Brief
Find the lines that include the string "yang" and report how many there are. Give no other text.
----- Supplied information -----
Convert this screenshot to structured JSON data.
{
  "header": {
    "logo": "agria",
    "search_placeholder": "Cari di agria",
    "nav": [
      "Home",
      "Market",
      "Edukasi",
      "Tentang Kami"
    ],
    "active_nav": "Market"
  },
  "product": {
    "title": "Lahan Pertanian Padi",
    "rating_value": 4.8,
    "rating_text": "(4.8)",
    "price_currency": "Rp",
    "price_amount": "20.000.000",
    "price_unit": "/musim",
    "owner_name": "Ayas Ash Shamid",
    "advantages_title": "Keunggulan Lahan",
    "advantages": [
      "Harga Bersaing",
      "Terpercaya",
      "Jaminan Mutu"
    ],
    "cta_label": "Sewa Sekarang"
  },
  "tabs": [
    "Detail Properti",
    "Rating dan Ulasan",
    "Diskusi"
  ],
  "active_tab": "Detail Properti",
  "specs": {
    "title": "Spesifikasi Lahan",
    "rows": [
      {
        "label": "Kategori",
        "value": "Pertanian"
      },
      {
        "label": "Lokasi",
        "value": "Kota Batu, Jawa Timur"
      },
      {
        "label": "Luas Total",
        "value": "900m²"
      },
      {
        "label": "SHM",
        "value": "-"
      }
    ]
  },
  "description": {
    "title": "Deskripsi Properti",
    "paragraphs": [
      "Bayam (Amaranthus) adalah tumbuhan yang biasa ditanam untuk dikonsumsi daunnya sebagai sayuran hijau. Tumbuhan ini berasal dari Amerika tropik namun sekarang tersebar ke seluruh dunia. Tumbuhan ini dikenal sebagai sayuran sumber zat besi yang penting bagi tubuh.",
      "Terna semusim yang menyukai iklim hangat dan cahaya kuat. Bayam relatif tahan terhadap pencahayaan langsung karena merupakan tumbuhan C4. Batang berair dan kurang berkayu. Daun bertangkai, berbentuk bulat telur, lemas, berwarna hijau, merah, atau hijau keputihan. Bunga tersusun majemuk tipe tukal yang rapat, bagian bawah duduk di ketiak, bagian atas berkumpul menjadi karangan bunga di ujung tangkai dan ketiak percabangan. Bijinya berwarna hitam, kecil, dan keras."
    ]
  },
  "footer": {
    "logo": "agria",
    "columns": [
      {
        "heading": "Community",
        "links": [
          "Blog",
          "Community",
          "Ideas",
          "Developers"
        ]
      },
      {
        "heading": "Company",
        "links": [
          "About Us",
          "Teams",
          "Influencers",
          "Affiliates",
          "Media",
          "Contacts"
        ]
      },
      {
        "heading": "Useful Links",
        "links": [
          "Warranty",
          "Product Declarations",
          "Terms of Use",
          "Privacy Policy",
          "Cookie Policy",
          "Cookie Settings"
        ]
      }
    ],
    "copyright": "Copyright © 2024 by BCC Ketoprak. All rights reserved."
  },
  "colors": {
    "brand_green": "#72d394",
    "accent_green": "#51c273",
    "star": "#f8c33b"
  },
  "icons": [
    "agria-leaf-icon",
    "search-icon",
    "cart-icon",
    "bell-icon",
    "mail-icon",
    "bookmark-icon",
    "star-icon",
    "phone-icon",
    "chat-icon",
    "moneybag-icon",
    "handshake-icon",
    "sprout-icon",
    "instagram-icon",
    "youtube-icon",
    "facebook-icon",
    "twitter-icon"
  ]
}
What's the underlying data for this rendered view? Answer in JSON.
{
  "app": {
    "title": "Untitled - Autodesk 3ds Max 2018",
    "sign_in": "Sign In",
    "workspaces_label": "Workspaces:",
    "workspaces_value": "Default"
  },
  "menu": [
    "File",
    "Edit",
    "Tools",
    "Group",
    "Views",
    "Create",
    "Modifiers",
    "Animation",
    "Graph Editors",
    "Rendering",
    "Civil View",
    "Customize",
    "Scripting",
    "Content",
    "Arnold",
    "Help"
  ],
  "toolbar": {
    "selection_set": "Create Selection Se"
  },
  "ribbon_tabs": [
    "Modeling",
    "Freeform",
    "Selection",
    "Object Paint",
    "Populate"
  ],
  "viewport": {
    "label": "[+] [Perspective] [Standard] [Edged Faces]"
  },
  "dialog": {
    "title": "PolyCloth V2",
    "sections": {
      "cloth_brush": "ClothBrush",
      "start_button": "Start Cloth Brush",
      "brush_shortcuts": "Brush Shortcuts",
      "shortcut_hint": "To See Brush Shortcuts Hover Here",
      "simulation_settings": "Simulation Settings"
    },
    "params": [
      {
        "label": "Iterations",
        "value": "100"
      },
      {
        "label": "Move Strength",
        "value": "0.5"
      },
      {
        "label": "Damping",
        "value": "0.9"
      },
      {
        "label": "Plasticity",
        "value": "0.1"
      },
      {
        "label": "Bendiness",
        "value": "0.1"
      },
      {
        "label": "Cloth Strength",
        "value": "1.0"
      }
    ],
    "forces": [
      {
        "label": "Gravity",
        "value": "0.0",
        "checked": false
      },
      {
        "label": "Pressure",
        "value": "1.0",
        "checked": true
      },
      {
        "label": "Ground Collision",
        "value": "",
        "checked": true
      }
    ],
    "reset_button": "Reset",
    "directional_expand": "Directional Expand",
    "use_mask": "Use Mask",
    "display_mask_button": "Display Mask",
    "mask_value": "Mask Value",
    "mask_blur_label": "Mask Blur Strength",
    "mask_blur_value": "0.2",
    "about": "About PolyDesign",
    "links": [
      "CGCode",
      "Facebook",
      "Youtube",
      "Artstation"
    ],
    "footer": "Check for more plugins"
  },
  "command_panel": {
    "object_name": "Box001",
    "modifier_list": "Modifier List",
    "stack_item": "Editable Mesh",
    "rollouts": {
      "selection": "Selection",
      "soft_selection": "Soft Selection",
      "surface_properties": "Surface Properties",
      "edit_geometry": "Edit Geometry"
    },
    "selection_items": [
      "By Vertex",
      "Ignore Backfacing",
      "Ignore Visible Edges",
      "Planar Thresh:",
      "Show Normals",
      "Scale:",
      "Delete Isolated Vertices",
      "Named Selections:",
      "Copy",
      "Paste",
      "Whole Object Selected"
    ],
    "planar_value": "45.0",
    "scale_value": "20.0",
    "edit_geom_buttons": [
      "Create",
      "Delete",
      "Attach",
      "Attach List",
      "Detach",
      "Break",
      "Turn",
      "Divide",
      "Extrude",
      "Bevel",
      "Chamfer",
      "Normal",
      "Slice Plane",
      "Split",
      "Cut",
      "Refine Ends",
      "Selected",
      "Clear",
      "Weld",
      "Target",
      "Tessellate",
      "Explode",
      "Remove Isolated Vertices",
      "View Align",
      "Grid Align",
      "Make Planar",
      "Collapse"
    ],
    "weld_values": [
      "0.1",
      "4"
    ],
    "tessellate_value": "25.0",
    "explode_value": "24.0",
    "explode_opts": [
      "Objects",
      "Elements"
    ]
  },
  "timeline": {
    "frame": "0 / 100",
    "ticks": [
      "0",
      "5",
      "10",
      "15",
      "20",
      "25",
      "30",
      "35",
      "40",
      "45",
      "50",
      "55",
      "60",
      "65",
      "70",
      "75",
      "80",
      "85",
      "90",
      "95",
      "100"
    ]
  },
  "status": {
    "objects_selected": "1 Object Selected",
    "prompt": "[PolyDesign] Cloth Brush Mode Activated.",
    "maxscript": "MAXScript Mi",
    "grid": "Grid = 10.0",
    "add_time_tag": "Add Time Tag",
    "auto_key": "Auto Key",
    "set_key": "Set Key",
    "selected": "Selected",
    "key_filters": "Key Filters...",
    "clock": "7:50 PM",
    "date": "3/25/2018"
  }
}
-----
Written answer
2